#### PAGE EXTRACT:
Chinese-made solar-powered car gets 150 kilometers on a 30-hour charge

It may not attract the same sort of glances as a Tesla, or a Volt, for that matter, but this solar-powered car built by China's Zhejiang 001 Group is pretty impressive in its own right, both for its price (just $5,560), and it's efficiency. That latter bit is a result of some rather un-integrated solar panels, which absorb 95% of the solar energy they take in and convert it to electricity at between 14 and 17% efficiency, which is actually pretty impressive as far as solar panels go. According to the company, that should let you travel about 150 kilometers on a 30-hour charge, though you'll only be able to go five kilometers on a one-hour charge. No word on a release outside of China, as you might have guessed, but the company has apparently already produced ten of 'em for sale inside the country, with more presumably on the way.
[Via The Oil Drum]
[Via The Oil Drum]






















@Kamokazi
You call it poor crash test results, China calls it population control.
I bet there's lead or melamine in that car. Don't eat it!!
But it looks so tiny and bite sized....
HANG on a moment is this not the tech that a british business man came up with but tried to get contracts help and funding from the uk goverment but was turned away,as they said his idea would never work and went on dragons DEN and then last i heard sold his ideas to the chinese and japanese !!!? LIKE WTF!!!!
@Kamokazi,
Those cars in the video, of course, represent every single Chinese car ever made and ever to be made.
(That said, this here solar car doesn't exactly strike me as particularly safe. I'll give you that much.)
Oh how quickly people forget the exploding laptop batteries from China.
I wouldnt drive this thing if they gave it out for free.
k thx.
Yeah, cos EVERYTHING from china is shit. Like Ipods/Macbooks/many other devices.
Exploding laptop batteries ? Isn't that Sony and LG ?
Hey but at least people in China actually try to do something with technology and science, make alternative fuel vehicles, unlike many other countries in this world, do nothing, sit on their buttocks and only know how to laugh at others but in the end, fail to achieve even the smallest thing.
Hey Matt, there is a bit of a difference in the quality of good coming from China dependant on whether it is MADE in China or ASSEMBLED in China (often having parts manufactured in countries such as Japan that give a damn about quality control).
The good news is, while it can only drive 5 kilometers on a one hour charge, the car can only do four kilometers per hour, and thus can drive all day!
I'd like to chalk this up as "a slight improvement over riding your bike," and not much else...
There's probably going to be tons of comments making fun of how ugly the car is, and completely overlook the poignancy of this development. 15 years from now, we're going to look back on this car as the development that best signifies the most obvious moment at which the U.S. had fallen from the #1 position in technology development. Laugh it up people. We should be embarrassed and worried that the Chinese came up with this in such a short period of development and have actually made it affordable.
See here's the problem though, practicaity versus afortibility.

#### DATA EXTRACT:
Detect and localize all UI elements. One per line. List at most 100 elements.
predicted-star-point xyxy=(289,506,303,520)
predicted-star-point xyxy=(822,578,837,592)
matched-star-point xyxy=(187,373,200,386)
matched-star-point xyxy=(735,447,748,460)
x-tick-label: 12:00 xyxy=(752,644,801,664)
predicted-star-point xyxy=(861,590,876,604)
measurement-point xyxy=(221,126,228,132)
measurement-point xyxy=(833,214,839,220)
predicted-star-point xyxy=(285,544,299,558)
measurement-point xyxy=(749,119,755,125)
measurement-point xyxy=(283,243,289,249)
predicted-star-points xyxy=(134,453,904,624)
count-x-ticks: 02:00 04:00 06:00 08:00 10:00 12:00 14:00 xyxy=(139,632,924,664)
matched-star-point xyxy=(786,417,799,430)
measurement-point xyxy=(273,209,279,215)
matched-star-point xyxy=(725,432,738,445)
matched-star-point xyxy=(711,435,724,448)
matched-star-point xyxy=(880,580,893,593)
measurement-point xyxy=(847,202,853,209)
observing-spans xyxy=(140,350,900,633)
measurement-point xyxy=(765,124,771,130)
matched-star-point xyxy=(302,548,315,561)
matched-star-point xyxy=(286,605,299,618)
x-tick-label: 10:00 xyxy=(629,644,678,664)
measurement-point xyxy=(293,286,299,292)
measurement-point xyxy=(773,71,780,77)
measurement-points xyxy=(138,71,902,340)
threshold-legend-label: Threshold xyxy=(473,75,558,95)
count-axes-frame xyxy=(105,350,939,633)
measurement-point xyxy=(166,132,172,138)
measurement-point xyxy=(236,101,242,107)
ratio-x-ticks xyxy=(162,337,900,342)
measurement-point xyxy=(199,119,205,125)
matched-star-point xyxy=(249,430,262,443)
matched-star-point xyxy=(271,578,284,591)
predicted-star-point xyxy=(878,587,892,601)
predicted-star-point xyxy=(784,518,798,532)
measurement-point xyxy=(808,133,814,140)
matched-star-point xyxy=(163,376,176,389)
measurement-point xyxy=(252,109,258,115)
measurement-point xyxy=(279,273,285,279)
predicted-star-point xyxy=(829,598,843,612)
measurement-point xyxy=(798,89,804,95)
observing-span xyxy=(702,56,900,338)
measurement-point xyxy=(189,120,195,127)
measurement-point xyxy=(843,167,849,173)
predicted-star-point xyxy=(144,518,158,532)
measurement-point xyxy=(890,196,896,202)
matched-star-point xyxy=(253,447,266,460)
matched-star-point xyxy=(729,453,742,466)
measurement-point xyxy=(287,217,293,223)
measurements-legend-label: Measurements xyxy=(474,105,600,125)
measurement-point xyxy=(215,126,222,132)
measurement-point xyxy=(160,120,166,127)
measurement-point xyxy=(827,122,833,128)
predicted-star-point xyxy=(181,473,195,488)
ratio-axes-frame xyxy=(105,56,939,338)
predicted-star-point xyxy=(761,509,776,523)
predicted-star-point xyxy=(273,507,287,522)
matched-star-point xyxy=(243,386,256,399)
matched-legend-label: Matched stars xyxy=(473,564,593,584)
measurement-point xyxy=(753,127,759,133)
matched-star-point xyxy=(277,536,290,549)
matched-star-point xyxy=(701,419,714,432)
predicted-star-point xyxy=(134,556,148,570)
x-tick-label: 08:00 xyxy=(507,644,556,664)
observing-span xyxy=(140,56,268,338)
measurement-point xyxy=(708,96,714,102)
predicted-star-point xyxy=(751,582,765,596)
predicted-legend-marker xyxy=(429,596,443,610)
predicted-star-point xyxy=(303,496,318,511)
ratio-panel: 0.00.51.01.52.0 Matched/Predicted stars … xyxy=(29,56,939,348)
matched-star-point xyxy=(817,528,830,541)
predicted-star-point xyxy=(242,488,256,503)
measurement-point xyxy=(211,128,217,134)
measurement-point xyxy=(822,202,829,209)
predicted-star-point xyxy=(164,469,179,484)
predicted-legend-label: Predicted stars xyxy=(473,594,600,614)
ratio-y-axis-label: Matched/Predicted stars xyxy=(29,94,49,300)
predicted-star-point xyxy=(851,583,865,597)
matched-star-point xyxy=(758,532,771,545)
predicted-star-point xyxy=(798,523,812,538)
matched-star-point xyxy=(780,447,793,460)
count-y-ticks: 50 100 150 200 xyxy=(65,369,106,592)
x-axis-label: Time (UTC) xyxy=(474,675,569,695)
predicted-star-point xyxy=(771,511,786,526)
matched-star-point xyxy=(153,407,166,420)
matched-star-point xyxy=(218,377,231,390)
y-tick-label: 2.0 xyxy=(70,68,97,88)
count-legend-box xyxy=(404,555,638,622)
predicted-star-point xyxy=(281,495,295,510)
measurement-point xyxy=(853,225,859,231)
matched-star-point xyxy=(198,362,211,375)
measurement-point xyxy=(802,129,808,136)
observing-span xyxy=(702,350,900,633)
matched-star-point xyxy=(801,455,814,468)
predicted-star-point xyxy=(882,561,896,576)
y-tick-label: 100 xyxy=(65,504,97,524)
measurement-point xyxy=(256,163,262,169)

#### REQUIRED WORK:
- A) Answer these about the solar car page:
(i) What is the car's price?
(ii) At what efficiency do its solar panels convert solar energy to electricity?
(iii) How many of the cars has the company already produced for sale inside China?
- B) Quote the solar car page word for word from "Yeah, cos EVERYTHING" to "about quality control).".

#### ANSWERS BY ITEM NUMBER:
- A)
(i) $5,560
(ii) Between 14 and 17%
(iii) Ten

- B)
Yeah, cos EVERYTHING from china is shit. Like Ipods/Macbooks/many other devices.
Exploding laptop batteries ? Isn't that Sony and LG ?
Hey but at least people in China actually try to do something with technology and science, make alternative fuel vehicles, unlike many other countries in this world, do nothing, sit on their buttocks and only know how to laugh at others but in the end, fail to achieve even the smallest thing.
Hey Matt, there is a bit of a difference in the quality of good coming from China dependant on whether it is MADE in China or ASSEMBLED in China (often having parts manufactured in countries such as Japan that give a damn about quality control).